Exercise data:
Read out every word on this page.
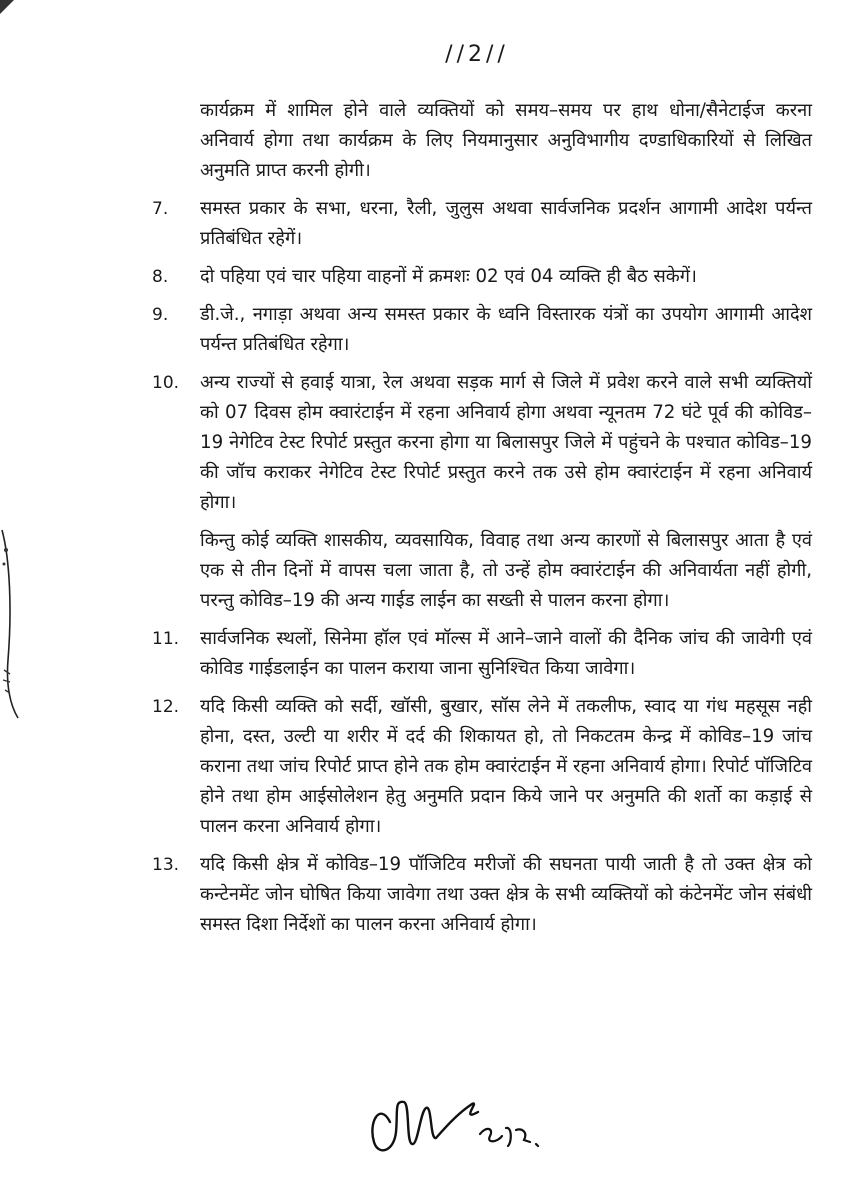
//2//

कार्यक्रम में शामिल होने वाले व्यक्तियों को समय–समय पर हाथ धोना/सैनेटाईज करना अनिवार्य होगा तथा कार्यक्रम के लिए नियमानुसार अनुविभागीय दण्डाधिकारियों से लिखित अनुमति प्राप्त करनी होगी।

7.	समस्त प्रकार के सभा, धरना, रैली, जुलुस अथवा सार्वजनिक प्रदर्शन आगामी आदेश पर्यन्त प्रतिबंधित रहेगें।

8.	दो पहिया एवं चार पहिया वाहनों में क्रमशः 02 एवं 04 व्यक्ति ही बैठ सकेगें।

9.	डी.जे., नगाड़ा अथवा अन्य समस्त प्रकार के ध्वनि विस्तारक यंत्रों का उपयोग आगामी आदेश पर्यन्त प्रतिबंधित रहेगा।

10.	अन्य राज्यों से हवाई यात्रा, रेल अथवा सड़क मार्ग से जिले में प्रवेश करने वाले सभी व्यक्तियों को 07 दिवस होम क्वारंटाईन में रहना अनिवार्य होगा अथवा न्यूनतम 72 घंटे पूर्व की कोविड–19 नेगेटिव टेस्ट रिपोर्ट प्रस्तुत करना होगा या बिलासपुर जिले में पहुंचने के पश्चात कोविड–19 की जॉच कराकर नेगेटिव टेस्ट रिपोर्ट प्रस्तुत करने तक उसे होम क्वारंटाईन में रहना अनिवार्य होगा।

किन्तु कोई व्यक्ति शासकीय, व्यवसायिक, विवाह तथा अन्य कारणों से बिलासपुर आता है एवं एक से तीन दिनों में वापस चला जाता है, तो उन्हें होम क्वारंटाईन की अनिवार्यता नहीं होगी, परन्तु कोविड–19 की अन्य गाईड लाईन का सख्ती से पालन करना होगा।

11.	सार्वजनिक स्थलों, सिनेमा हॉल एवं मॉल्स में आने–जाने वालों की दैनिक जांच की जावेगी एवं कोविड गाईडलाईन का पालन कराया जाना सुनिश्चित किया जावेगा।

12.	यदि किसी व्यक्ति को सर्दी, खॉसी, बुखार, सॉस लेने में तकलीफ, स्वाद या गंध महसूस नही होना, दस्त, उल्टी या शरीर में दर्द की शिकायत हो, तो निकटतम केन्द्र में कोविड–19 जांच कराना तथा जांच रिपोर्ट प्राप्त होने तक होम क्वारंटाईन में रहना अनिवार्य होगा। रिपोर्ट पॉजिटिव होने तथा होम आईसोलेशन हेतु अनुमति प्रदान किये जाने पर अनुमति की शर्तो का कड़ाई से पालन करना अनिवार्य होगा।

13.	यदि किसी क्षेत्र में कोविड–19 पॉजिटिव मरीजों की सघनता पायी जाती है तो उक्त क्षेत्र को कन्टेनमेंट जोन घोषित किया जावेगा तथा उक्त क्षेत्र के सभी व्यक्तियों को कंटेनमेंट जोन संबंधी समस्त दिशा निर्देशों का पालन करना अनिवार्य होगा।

Problem to solve: Quote the records in their entirety, keeping the wording exact and excluding pictures.

Task output:
Read out every word on this page.
//2//

कार्यक्रम में शामिल होने वाले व्यक्तियों को समय–समय पर हाथ धोना/सैनेटाईज करना अनिवार्य होगा तथा कार्यक्रम के लिए नियमानुसार अनुविभागीय दण्डाधिकारियों से लिखित अनुमति प्राप्त करनी होगी।

7.	समस्त प्रकार के सभा, धरना, रैली, जुलुस अथवा सार्वजनिक प्रदर्शन आगामी आदेश पर्यन्त प्रतिबंधित रहेगें।

8.	दो पहिया एवं चार पहिया वाहनों में क्रमशः 02 एवं 04 व्यक्ति ही बैठ सकेगें।

9.	डी.जे., नगाड़ा अथवा अन्य समस्त प्रकार के ध्वनि विस्तारक यंत्रों का उपयोग आगामी आदेश पर्यन्त प्रतिबंधित रहेगा।

10.	अन्य राज्यों से हवाई यात्रा, रेल अथवा सड़क मार्ग से जिले में प्रवेश करने वाले सभी व्यक्तियों को 07 दिवस होम क्वारंटाईन में रहना अनिवार्य होगा अथवा न्यूनतम 72 घंटे पूर्व की कोविड–19 नेगेटिव टेस्ट रिपोर्ट प्रस्तुत करना होगा या बिलासपुर जिले में पहुंचने के पश्चात कोविड–19 की जॉच कराकर नेगेटिव टेस्ट रिपोर्ट प्रस्तुत करने तक उसे होम क्वारंटाईन में रहना अनिवार्य होगा।

किन्तु कोई व्यक्ति शासकीय, व्यवसायिक, विवाह तथा अन्य कारणों से बिलासपुर आता है एवं एक से तीन दिनों में वापस चला जाता है, तो उन्हें होम क्वारंटाईन की अनिवार्यता नहीं होगी, परन्तु कोविड–19 की अन्य गाईड लाईन का सख्ती से पालन करना होगा।

11.	सार्वजनिक स्थलों, सिनेमा हॉल एवं मॉल्स में आने–जाने वालों की दैनिक जांच की जावेगी एवं कोविड गाईडलाईन का पालन कराया जाना सुनिश्चित किया जावेगा।

12.	यदि किसी व्यक्ति को सर्दी, खॉसी, बुखार, सॉस लेने में तकलीफ, स्वाद या गंध महसूस नही होना, दस्त, उल्टी या शरीर में दर्द की शिकायत हो, तो निकटतम केन्द्र में कोविड–19 जांच कराना तथा जांच रिपोर्ट प्राप्त होने तक होम क्वारंटाईन में रहना अनिवार्य होगा। रिपोर्ट पॉजिटिव होने तथा होम आईसोलेशन हेतु अनुमति प्रदान किये जाने पर अनुमति की शर्तो का कड़ाई से पालन करना अनिवार्य होगा।

13.	यदि किसी क्षेत्र में कोविड–19 पॉजिटिव मरीजों की सघनता पायी जाती है तो उक्त क्षेत्र को कन्टेनमेंट जोन घोषित किया जावेगा तथा उक्त क्षेत्र के सभी व्यक्तियों को कंटेनमेंट जोन संबंधी समस्त दिशा निर्देशों का पालन करना अनिवार्य होगा।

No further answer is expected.